* GOAL *
Set the listing down again in full, word for word, with the pictures left out.

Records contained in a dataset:
= = = = = = =

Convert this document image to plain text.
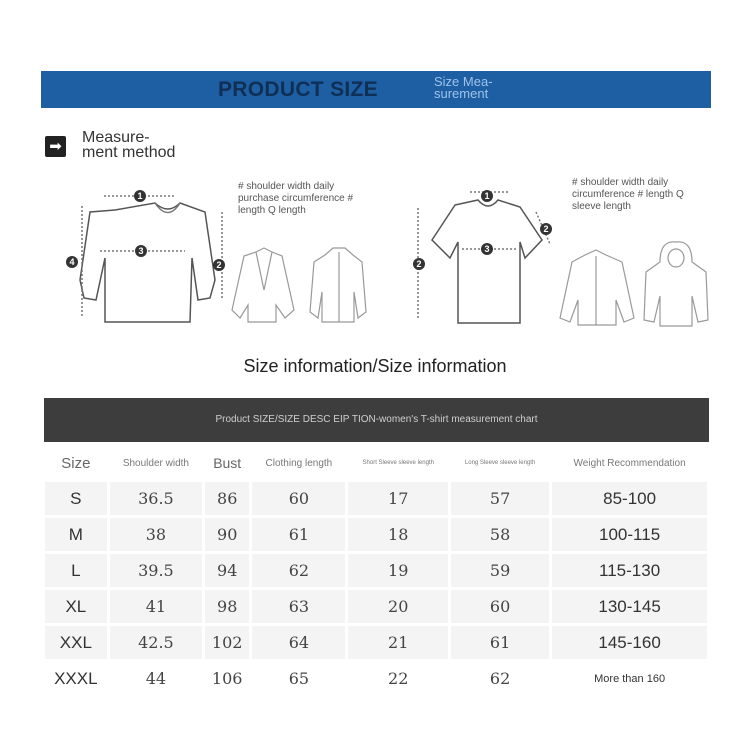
PRODUCT SIZE	Size Mea-
surement
➡
Measure-
ment method
# shoulder width daily purchase circumference # length Q length
# shoulder width daily circumference # length Q sleeve length
1
2
3
4
1
2
3
2
Size information/Size information
Product SIZE/SIZE DESC EIP TION-women's T-shirt measurement chart
Size	Shoulder width	Bust	Clothing length	Short Sleeve sleeve length	Long Sleeve sleeve length	Weight Recommendation
S	36.5	86	60	17	57	85-100
M	38	90	61	18	58	100-115
L	39.5	94	62	19	59	115-130
XL	41	98	63	20	60	130-145
XXL	42.5	102	64	21	61	145-160
XXXL	44	106	65	22	62	More than 160
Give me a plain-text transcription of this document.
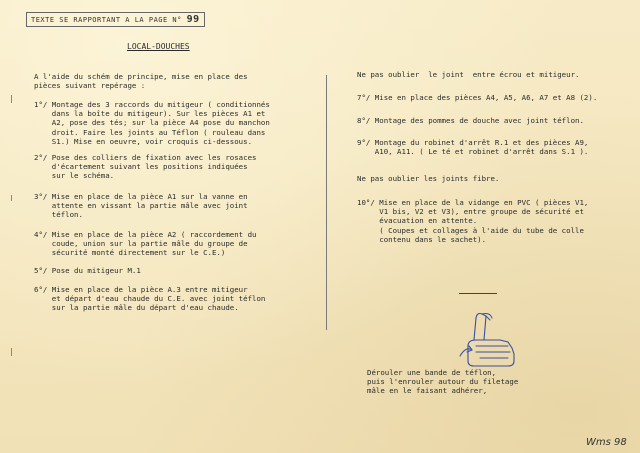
TEXTE SE RAPPORTANT A LA PAGE N° 99
LOCAL-DOUCHES
A l'aide du schém de principe, mise en place des
pièces suivant repérage :
1°/ Montage des 3 raccords du mitigeur ( conditionnés
dans la boîte du mitigeur). Sur les pièces A1 et
A2, pose des tés; sur la pièce A4 pose du manchon
droit. Faire les joints au Téflon ( rouleau dans
S1.) Mise en oeuvre, voir croquis ci-dessous.
2°/ Pose des colliers de fixation avec les rosaces
d'écartement suivant les positions indiquées
sur le schéma.
3°/ Mise en place de la pièce A1 sur la vanne en
attente en vissant la partie mâle avec joint
téflon.
4°/ Mise en place de la pièce A2 ( raccordement du
coude, union sur la partie mâle du groupe de
sécurité monté directement sur le C.E.)
5°/ Pose du mitigeur M.1
6°/ Mise en place de la pièce A.3 entre mitigeur
et départ d'eau chaude du C.E. avec joint téflon
sur la partie mâle du départ d'eau chaude.
Ne pas oublier  le joint  entre écrou et mitigeur.
7°/ Mise en place des pièces A4, A5, A6, A7 et A8 (2).
8°/ Montage des pommes de douche avec joint téflon.
9°/ Montage du robinet d'arrêt R.1 et des pièces A9,
A10, A11. ( Le té et robinet d'arrêt dans S.1 ).
Ne pas oublier les joints fibre.
10°/ Mise en place de la vidange en PVC ( pièces V1,
V1 bis, V2 et V3), entre groupe de sécurité et
évacuation en attente.
( Coupes et collages à l'aide du tube de colle
contenu dans le sachet).
Dérouler une bande de téflon,
puis l'enrouler autour du filetage
mâle en le faisant adhérer,
Wms 98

= = = = = = =

* EXERCISE ANSWER *
Convert this document image to plain text.
PRODUCT SIZE	Size Mea-
surement
➡
Measure-
ment method
# shoulder width daily purchase circumference # length Q length
# shoulder width daily circumference # length Q sleeve length
1
2
3
4
1
2
3
2
Size information/Size information
Product SIZE/SIZE DESC EIP TION-women's T-shirt measurement chart
Size	Shoulder width	Bust	Clothing length	Short Sleeve sleeve length	Long Sleeve sleeve length	Weight Recommendation
S	36.5	86	60	17	57	85-100
M	38	90	61	18	58	100-115
L	39.5	94	62	19	59	115-130
XL	41	98	63	20	60	130-145
XXL	42.5	102	64	21	61	145-160
XXXL	44	106	65	22	62	More than 160
Give me a plain-text transcription of this document.
TEXTE SE RAPPORTANT A LA PAGE N° 99
LOCAL-DOUCHES
A l'aide du schém de principe, mise en place des
pièces suivant repérage :
1°/ Montage des 3 raccords du mitigeur ( conditionnés
dans la boîte du mitigeur). Sur les pièces A1 et
A2, pose des tés; sur la pièce A4 pose du manchon
droit. Faire les joints au Téflon ( rouleau dans
S1.) Mise en oeuvre, voir croquis ci-dessous.
2°/ Pose des colliers de fixation avec les rosaces
d'écartement suivant les positions indiquées
sur le schéma.
3°/ Mise en place de la pièce A1 sur la vanne en
attente en vissant la partie mâle avec joint
téflon.
4°/ Mise en place de la pièce A2 ( raccordement du
coude, union sur la partie mâle du groupe de
sécurité monté directement sur le C.E.)
5°/ Pose du mitigeur M.1
6°/ Mise en place de la pièce A.3 entre mitigeur
et départ d'eau chaude du C.E. avec joint téflon
sur la partie mâle du départ d'eau chaude.
Ne pas oublier  le joint  entre écrou et mitigeur.
7°/ Mise en place des pièces A4, A5, A6, A7 et A8 (2).
8°/ Montage des pommes de douche avec joint téflon.
9°/ Montage du robinet d'arrêt R.1 et des pièces A9,
A10, A11. ( Le té et robinet d'arrêt dans S.1 ).
Ne pas oublier les joints fibre.
10°/ Mise en place de la vidange en PVC ( pièces V1,
V1 bis, V2 et V3), entre groupe de sécurité et
évacuation en attente.
( Coupes et collages à l'aide du tube de colle
contenu dans le sachet).
Dérouler une bande de téflon,
puis l'enrouler autour du filetage
mâle en le faisant adhérer,
Wms 98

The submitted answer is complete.